## Information provided
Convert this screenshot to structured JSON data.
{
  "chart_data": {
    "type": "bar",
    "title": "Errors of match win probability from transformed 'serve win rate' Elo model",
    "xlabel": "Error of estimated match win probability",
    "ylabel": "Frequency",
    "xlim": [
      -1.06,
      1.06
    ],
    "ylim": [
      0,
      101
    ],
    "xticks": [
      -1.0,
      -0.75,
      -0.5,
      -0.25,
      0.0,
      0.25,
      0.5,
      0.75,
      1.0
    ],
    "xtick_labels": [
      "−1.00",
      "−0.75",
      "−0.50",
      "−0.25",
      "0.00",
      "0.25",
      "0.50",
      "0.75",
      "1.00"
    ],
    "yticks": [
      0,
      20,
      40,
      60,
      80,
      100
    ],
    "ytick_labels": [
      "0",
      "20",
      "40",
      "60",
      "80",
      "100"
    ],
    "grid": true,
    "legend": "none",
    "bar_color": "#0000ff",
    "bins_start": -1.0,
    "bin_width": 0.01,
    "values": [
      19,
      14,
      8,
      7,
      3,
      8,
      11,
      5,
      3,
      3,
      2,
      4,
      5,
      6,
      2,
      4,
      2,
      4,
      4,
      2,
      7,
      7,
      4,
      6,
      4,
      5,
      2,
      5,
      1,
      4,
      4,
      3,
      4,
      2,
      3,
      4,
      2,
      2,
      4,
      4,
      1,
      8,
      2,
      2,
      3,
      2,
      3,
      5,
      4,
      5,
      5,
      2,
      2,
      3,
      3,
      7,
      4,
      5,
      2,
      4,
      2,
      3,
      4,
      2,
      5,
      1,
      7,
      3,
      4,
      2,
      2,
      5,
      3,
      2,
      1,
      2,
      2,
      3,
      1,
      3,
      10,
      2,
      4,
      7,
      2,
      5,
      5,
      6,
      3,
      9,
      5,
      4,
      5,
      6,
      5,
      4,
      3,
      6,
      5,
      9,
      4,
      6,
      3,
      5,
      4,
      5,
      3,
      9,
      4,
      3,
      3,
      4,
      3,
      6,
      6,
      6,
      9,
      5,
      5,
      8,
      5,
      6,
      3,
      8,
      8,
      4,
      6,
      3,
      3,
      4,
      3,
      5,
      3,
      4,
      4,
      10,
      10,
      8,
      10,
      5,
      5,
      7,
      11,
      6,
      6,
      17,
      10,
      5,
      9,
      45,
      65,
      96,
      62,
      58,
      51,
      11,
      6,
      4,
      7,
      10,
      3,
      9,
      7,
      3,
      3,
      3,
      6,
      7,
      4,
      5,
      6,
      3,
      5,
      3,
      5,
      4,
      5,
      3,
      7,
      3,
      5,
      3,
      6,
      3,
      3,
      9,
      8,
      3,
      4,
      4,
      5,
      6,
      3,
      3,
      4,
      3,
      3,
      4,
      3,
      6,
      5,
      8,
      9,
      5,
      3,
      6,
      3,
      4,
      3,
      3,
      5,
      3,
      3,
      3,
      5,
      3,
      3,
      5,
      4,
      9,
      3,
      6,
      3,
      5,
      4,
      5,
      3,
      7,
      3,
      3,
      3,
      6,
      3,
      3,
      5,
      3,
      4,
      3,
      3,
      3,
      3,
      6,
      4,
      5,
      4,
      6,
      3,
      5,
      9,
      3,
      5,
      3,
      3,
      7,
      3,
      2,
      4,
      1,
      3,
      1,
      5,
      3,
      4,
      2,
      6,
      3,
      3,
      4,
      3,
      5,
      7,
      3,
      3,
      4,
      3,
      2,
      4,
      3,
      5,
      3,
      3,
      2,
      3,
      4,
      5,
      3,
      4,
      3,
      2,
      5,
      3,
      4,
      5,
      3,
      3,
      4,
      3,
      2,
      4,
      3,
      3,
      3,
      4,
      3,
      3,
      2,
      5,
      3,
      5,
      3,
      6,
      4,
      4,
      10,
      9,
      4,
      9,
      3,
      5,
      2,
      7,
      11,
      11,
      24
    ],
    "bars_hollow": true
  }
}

## Task details
Take the records above and return them exactly as written.

## Response to the exercise
Convert this screenshot to structured JSON data.
{
  "chart_data": {
    "type": "bar",
    "title": "Errors of match win probability from transformed 'serve win rate' Elo model",
    "xlabel": "Error of estimated match win probability",
    "ylabel": "Frequency",
    "xlim": [
      -1.06,
      1.06
    ],
    "ylim": [
      0,
      101
    ],
    "xticks": [
      -1.0,
      -0.75,
      -0.5,
      -0.25,
      0.0,
      0.25,
      0.5,
      0.75,
      1.0
    ],
    "xtick_labels": [
      "−1.00",
      "−0.75",
      "−0.50",
      "−0.25",
      "0.00",
      "0.25",
      "0.50",
      "0.75",
      "1.00"
    ],
    "yticks": [
      0,
      20,
      40,
      60,
      80,
      100
    ],
    "ytick_labels": [
      "0",
      "20",
      "40",
      "60",
      "80",
      "100"
    ],
    "grid": true,
    "legend": "none",
    "bar_color": "#0000ff",
    "bins_start": -1.0,
    "bin_width": 0.01,
    "values": [
      19,
      14,
      8,
      7,
      3,
      8,
      11,
      5,
      3,
      3,
      2,
      4,
      5,
      6,
      2,
      4,
      2,
      4,
      4,
      2,
      7,
      7,
      4,
      6,
      4,
      5,
      2,
      5,
      1,
      4,
      4,
      3,
      4,
      2,
      3,
      4,
      2,
      2,
      4,
      4,
      1,
      8,
      2,
      2,
      3,
      2,
      3,
      5,
      4,
      5,
      5,
      2,
      2,
      3,
      3,
      7,
      4,
      5,
      2,
      4,
      2,
      3,
      4,
      2,
      5,
      1,
      7,
      3,
      4,
      2,
      2,
      5,
      3,
      2,
      1,
      2,
      2,
      3,
      1,
      3,
      10,
      2,
      4,
      7,
      2,
      5,
      5,
      6,
      3,
      9,
      5,
      4,
      5,
      6,
      5,
      4,
      3,
      6,
      5,
      9,
      4,
      6,
      3,
      5,
      4,
      5,
      3,
      9,
      4,
      3,
      3,
      4,
      3,
      6,
      6,
      6,
      9,
      5,
      5,
      8,
      5,
      6,
      3,
      8,
      8,
      4,
      6,
      3,
      3,
      4,
      3,
      5,
      3,
      4,
      4,
      10,
      10,
      8,
      10,
      5,
      5,
      7,
      11,
      6,
      6,
      17,
      10,
      5,
      9,
      45,
      65,
      96,
      62,
      58,
      51,
      11,
      6,
      4,
      7,
      10,
      3,
      9,
      7,
      3,
      3,
      3,
      6,
      7,
      4,
      5,
      6,
      3,
      5,
      3,
      5,
      4,
      5,
      3,
      7,
      3,
      5,
      3,
      6,
      3,
      3,
      9,
      8,
      3,
      4,
      4,
      5,
      6,
      3,
      3,
      4,
      3,
      3,
      4,
      3,
      6,
      5,
      8,
      9,
      5,
      3,
      6,
      3,
      4,
      3,
      3,
      5,
      3,
      3,
      3,
      5,
      3,
      3,
      5,
      4,
      9,
      3,
      6,
      3,
      5,
      4,
      5,
      3,
      7,
      3,
      3,
      3,
      6,
      3,
      3,
      5,
      3,
      4,
      3,
      3,
      3,
      3,
      6,
      4,
      5,
      4,
      6,
      3,
      5,
      9,
      3,
      5,
      3,
      3,
      7,
      3,
      2,
      4,
      1,
      3,
      1,
      5,
      3,
      4,
      2,
      6,
      3,
      3,
      4,
      3,
      5,
      7,
      3,
      3,
      4,
      3,
      2,
      4,
      3,
      5,
      3,
      3,
      2,
      3,
      4,
      5,
      3,
      4,
      3,
      2,
      5,
      3,
      4,
      5,
      3,
      3,
      4,
      3,
      2,
      4,
      3,
      3,
      3,
      4,
      3,
      3,
      2,
      5,
      3,
      5,
      3,
      6,
      4,
      4,
      10,
      9,
      4,
      9,
      3,
      5,
      2,
      7,
      11,
      11,
      24
    ],
    "bars_hollow": true
  }
}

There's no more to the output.